What is being asked:
Take each line containing the word "well" and copy it.

----- Entries provided

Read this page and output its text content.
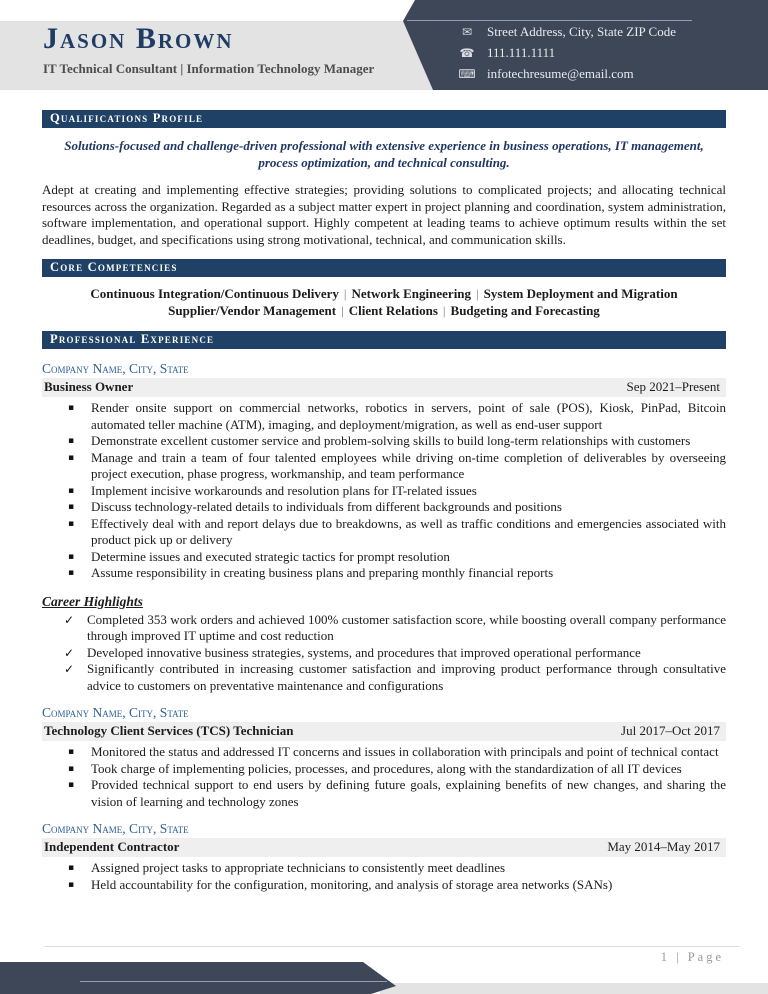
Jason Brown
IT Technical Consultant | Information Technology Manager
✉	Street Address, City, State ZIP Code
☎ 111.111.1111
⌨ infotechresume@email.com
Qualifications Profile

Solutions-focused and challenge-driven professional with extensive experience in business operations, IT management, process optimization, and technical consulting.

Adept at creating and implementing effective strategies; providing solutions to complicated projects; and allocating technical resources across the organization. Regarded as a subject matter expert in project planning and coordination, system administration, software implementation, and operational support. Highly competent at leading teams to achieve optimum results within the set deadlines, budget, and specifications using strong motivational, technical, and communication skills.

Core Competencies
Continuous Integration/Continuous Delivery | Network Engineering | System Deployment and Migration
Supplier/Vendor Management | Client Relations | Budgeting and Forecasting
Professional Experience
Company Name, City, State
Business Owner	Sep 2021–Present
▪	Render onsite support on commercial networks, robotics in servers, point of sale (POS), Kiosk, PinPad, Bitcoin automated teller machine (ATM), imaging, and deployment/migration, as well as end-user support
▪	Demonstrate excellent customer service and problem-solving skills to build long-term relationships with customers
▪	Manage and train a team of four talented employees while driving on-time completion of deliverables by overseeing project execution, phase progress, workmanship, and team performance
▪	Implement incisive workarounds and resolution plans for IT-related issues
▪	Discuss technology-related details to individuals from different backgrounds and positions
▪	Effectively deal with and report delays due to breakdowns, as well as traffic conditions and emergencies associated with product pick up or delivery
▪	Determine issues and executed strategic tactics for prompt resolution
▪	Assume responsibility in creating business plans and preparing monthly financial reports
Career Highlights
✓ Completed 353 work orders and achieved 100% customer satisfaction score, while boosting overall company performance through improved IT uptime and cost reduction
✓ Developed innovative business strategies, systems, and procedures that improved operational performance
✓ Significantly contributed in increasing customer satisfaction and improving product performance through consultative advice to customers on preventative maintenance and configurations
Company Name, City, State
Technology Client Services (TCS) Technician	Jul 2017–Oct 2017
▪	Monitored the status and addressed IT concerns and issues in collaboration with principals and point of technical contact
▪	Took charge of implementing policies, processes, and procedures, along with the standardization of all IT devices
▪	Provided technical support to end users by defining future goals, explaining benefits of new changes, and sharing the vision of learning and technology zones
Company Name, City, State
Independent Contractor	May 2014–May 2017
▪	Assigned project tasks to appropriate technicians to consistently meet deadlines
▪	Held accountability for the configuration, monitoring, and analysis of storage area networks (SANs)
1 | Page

----------
----- Entries provided

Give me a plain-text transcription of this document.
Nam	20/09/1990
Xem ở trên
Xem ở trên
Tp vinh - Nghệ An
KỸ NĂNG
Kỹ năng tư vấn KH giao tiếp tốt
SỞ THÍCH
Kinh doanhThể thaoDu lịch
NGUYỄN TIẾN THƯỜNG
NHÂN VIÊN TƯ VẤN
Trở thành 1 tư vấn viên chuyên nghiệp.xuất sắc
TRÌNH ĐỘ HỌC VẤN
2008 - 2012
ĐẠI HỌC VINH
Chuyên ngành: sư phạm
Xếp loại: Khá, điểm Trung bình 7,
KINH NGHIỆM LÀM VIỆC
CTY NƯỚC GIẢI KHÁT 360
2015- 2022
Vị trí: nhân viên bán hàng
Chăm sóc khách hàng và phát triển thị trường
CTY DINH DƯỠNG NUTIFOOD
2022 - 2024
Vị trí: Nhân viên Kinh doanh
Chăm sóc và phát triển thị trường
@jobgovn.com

----------
----- Entries provided

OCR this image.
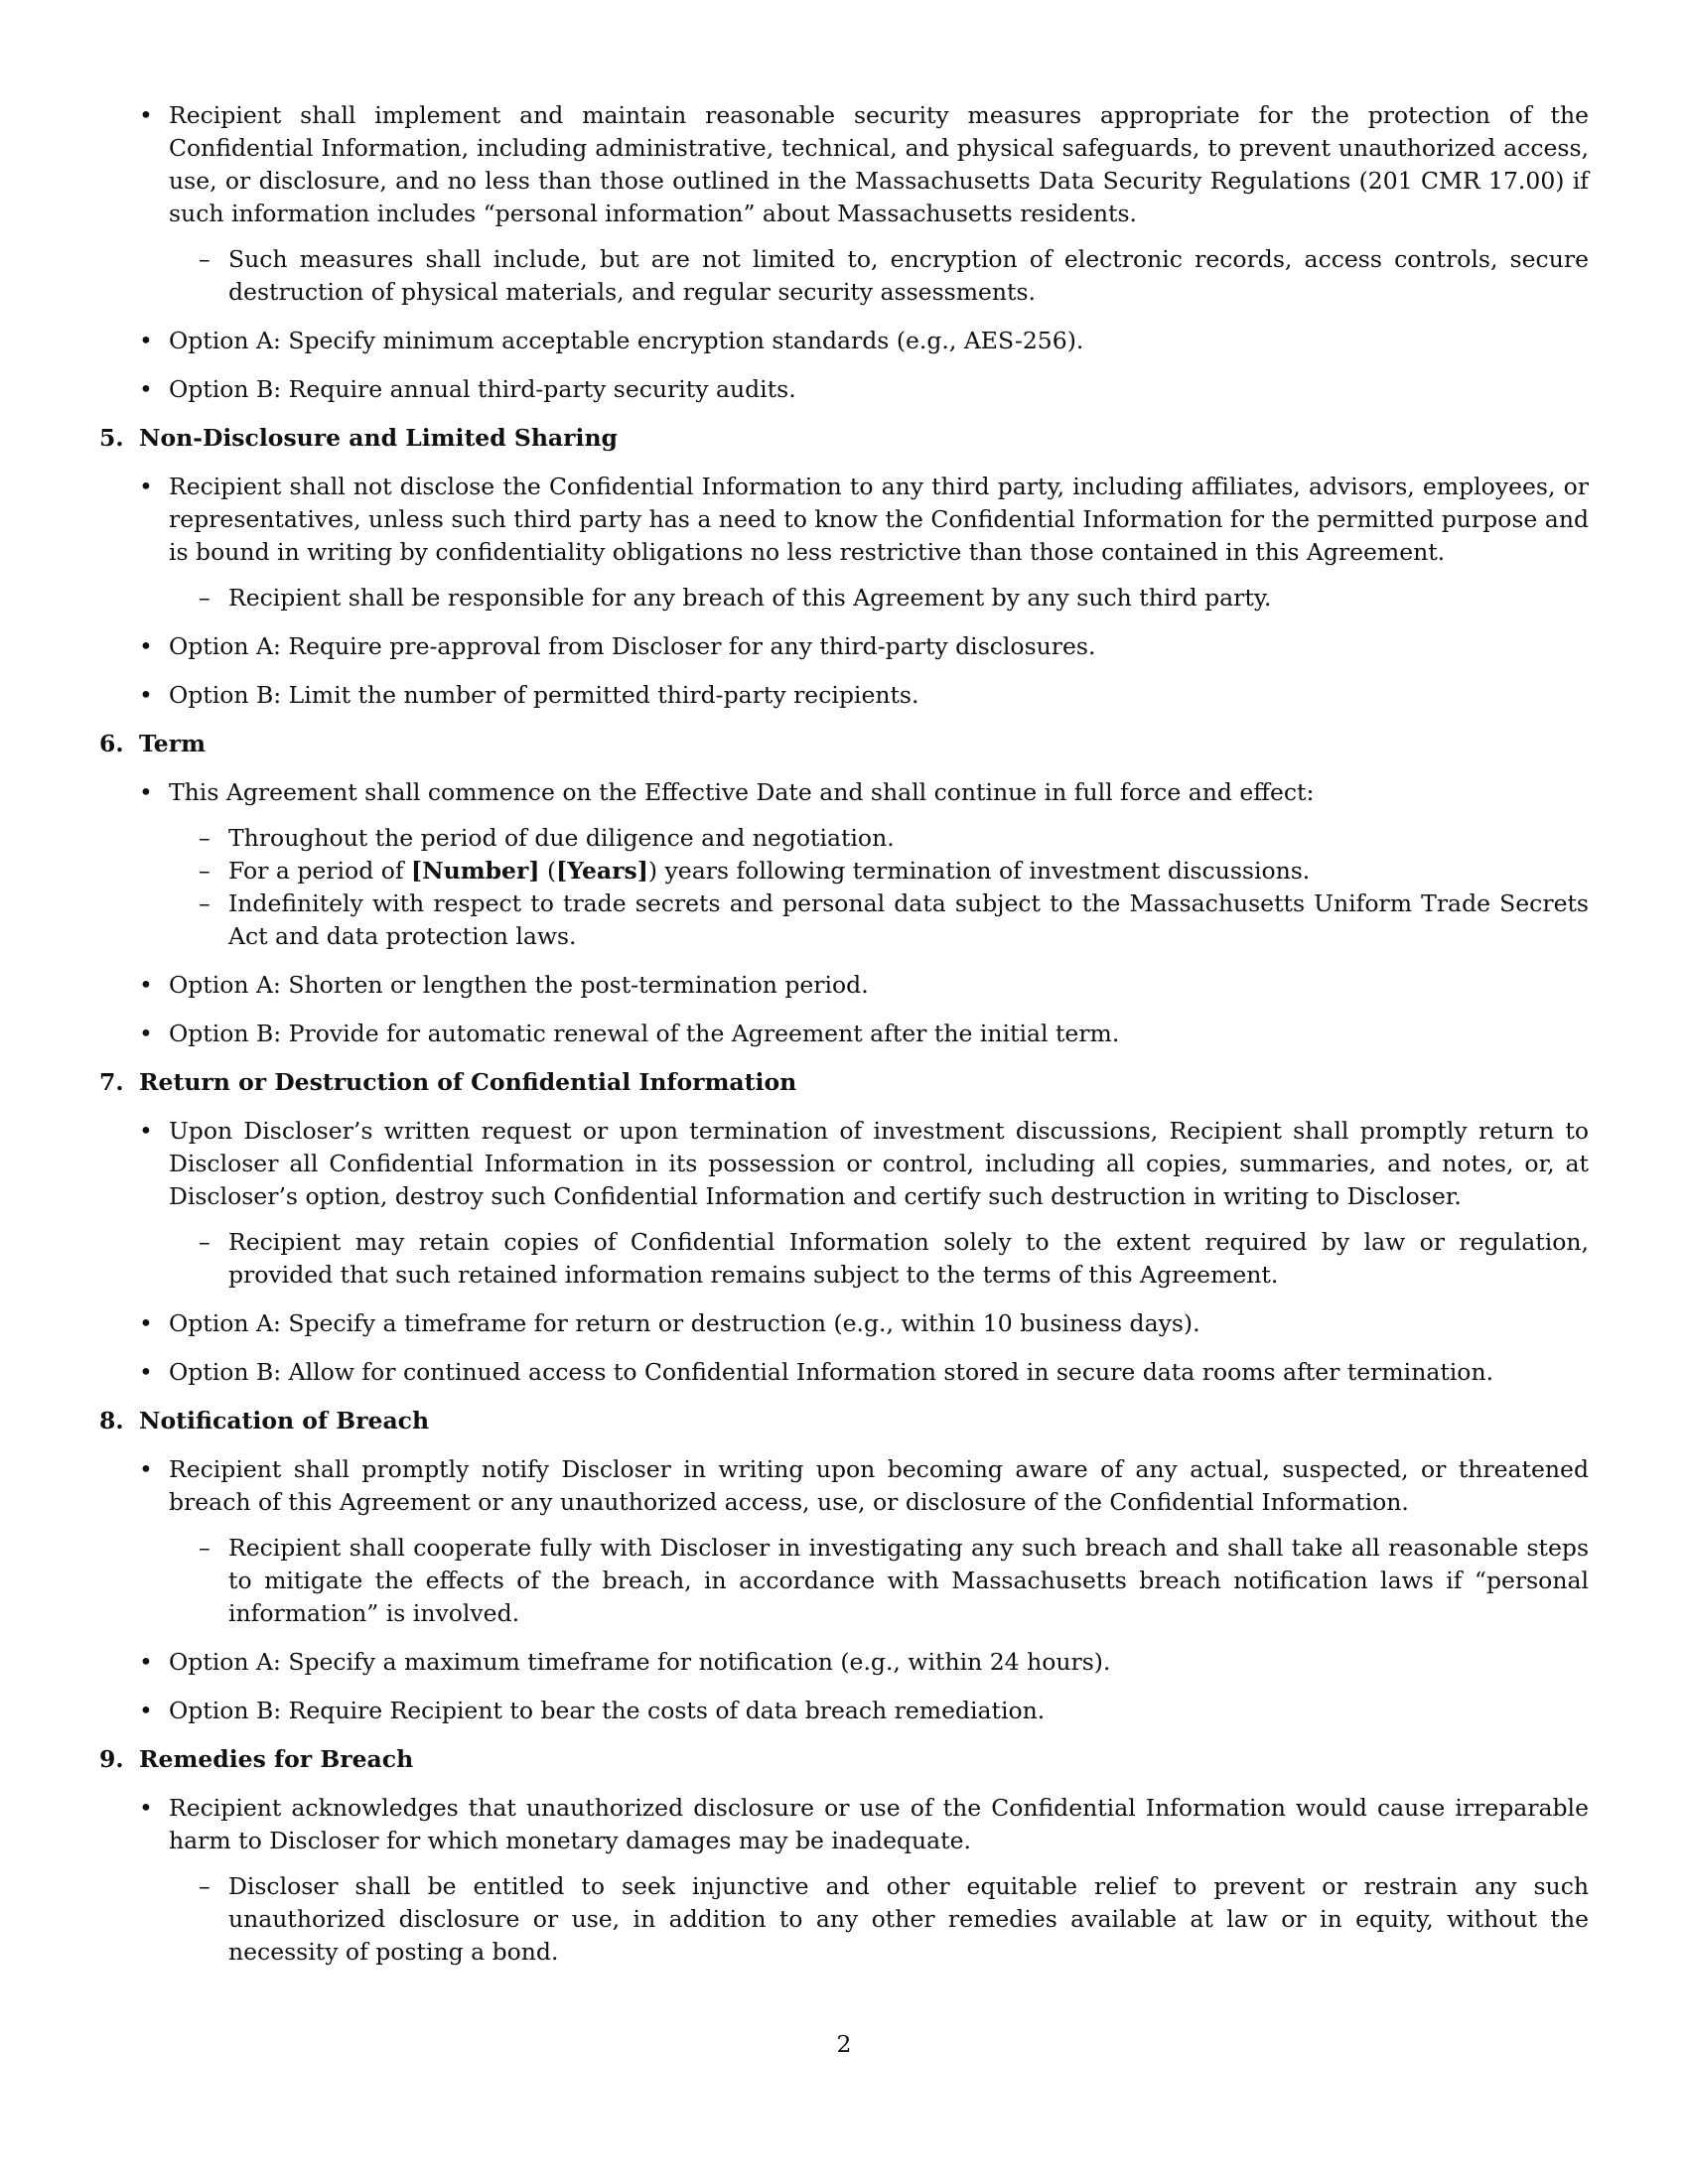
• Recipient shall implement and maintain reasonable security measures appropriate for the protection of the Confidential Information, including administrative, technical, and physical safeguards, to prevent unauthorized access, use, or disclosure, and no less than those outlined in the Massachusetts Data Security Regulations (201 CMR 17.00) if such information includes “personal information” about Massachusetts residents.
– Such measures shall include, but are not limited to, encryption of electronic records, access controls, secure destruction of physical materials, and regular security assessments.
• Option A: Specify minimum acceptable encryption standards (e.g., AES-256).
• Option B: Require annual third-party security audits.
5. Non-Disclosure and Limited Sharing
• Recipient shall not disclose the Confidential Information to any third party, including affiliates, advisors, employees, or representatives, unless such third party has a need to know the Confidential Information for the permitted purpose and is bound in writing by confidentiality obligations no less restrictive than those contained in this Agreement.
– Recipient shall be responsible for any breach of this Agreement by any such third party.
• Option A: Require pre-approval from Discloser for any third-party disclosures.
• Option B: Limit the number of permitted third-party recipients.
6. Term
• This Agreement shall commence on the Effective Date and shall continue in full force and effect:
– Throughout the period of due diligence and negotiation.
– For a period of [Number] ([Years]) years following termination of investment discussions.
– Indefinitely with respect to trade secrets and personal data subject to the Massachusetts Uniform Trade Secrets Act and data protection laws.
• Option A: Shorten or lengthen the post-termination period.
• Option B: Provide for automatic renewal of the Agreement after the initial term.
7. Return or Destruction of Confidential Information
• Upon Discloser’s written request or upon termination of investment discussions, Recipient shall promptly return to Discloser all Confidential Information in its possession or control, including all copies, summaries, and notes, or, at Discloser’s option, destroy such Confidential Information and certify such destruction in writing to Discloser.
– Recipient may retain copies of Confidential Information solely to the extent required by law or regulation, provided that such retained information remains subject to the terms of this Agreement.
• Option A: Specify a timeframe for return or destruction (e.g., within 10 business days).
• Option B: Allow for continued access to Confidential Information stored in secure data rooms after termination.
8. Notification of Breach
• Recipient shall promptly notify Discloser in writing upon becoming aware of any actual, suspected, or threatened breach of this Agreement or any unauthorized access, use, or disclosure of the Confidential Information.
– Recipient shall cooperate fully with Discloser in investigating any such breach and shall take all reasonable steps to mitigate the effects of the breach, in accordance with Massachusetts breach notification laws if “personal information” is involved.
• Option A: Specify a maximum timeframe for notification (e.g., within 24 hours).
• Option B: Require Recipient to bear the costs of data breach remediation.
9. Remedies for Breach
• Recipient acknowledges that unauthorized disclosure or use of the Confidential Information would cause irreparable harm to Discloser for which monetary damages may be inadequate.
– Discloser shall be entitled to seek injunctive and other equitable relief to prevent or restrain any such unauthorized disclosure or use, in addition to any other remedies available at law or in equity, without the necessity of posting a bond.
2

----------

Solution to the problem:
▪	Render onsite support on commercial networks, robotics in servers, point of sale (POS), Kiosk, PinPad, Bitcoin automated teller machine (ATM), imaging, and deployment/migration, as well as end-user support
▪	Effectively deal with and report delays due to breakdowns, as well as traffic conditions and emergencies associated with product pick up or delivery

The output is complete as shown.